**Stated goal**:
What is the number of lines containing "levels"? Give only that number.
** Begin Records for this exercise **
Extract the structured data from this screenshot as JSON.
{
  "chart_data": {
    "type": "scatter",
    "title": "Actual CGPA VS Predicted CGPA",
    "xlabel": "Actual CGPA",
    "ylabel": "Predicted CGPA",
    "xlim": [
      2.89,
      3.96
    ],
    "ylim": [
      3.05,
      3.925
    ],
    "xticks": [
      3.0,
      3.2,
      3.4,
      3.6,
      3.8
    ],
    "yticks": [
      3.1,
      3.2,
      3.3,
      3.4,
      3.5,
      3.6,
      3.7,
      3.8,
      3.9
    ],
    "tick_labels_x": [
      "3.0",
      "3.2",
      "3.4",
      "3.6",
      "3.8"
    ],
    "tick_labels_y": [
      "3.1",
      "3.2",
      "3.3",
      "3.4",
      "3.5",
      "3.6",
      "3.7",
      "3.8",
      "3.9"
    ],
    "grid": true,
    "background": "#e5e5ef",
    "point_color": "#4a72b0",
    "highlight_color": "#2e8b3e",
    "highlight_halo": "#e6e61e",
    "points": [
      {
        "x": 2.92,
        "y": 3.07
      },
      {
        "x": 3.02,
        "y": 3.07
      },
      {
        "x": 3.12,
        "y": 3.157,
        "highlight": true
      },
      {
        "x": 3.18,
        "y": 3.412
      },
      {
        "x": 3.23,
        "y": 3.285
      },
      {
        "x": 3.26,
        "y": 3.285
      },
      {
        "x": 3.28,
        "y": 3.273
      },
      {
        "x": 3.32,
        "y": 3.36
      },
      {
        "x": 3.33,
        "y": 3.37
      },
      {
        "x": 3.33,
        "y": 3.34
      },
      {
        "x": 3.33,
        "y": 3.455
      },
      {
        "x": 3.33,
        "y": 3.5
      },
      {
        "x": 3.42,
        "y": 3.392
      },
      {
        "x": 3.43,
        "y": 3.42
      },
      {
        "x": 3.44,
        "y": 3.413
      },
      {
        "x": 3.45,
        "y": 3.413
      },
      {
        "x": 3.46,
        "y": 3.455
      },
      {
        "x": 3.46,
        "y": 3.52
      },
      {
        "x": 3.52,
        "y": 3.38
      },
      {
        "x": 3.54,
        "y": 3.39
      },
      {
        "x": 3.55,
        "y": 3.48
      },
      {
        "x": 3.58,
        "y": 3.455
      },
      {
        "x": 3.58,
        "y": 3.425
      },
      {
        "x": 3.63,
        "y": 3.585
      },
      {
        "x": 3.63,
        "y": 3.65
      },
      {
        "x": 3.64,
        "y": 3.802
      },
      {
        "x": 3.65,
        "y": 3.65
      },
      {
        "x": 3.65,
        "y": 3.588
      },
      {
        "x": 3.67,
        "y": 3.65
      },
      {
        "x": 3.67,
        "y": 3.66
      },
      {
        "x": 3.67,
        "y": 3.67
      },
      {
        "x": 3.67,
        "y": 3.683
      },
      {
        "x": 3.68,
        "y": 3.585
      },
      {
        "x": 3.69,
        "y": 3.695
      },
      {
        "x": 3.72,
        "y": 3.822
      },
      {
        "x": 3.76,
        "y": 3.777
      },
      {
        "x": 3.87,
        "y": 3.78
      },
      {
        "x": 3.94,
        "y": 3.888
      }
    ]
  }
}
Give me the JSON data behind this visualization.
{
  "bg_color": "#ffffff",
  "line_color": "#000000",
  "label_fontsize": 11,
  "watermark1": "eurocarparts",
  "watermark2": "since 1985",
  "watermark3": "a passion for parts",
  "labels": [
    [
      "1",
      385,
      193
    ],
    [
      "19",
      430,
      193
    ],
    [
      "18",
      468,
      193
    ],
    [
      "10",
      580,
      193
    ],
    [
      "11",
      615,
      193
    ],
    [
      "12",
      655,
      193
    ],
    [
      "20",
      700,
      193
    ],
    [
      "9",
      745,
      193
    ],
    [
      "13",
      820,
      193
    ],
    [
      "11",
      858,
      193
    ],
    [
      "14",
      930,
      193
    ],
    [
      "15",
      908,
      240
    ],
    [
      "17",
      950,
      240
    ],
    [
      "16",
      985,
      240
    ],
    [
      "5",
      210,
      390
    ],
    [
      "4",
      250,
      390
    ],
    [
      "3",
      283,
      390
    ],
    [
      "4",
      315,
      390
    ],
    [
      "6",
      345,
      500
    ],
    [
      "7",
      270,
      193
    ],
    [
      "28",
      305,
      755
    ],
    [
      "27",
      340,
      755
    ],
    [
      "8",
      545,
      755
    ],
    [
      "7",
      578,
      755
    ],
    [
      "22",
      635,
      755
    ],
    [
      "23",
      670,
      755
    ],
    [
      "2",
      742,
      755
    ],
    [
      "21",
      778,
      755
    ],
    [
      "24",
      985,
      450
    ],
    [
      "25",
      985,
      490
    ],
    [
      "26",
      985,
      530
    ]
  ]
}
** End Records for this exercise **
** Begin Records for this exercise **
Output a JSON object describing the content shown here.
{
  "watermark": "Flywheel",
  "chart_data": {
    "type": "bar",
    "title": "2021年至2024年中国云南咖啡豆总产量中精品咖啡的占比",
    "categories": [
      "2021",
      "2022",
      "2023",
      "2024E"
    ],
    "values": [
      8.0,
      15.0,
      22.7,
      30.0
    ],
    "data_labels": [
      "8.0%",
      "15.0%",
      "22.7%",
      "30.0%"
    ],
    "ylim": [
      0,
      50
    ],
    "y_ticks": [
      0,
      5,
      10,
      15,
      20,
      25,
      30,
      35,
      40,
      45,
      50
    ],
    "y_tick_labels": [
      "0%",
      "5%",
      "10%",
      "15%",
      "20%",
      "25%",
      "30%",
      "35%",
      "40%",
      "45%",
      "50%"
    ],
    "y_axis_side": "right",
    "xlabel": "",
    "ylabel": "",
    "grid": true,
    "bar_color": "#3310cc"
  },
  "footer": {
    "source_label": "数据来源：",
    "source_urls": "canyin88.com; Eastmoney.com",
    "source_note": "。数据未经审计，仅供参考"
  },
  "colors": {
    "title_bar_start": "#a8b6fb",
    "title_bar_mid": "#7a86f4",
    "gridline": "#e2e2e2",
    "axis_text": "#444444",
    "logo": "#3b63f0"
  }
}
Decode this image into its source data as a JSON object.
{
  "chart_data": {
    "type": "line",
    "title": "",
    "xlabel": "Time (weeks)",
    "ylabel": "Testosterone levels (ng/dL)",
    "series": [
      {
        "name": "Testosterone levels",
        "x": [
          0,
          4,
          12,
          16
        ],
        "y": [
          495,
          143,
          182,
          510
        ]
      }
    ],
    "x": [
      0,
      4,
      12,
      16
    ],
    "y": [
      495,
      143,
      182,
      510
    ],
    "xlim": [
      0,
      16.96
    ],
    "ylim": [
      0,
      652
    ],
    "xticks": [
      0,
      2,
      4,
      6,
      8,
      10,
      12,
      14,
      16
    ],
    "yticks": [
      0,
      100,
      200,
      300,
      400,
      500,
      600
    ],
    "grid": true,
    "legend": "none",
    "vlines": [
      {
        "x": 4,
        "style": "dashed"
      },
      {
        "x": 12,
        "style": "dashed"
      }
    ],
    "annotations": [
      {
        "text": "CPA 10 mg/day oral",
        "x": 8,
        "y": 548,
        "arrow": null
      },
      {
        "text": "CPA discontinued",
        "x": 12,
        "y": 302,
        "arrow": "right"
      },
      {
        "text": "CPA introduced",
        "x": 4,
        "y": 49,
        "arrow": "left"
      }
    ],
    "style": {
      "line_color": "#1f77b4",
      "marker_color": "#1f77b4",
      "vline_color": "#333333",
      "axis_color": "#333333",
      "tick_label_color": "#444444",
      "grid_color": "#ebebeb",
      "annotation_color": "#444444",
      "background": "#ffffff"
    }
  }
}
** End Records for this exercise **
**Expected answer**:
2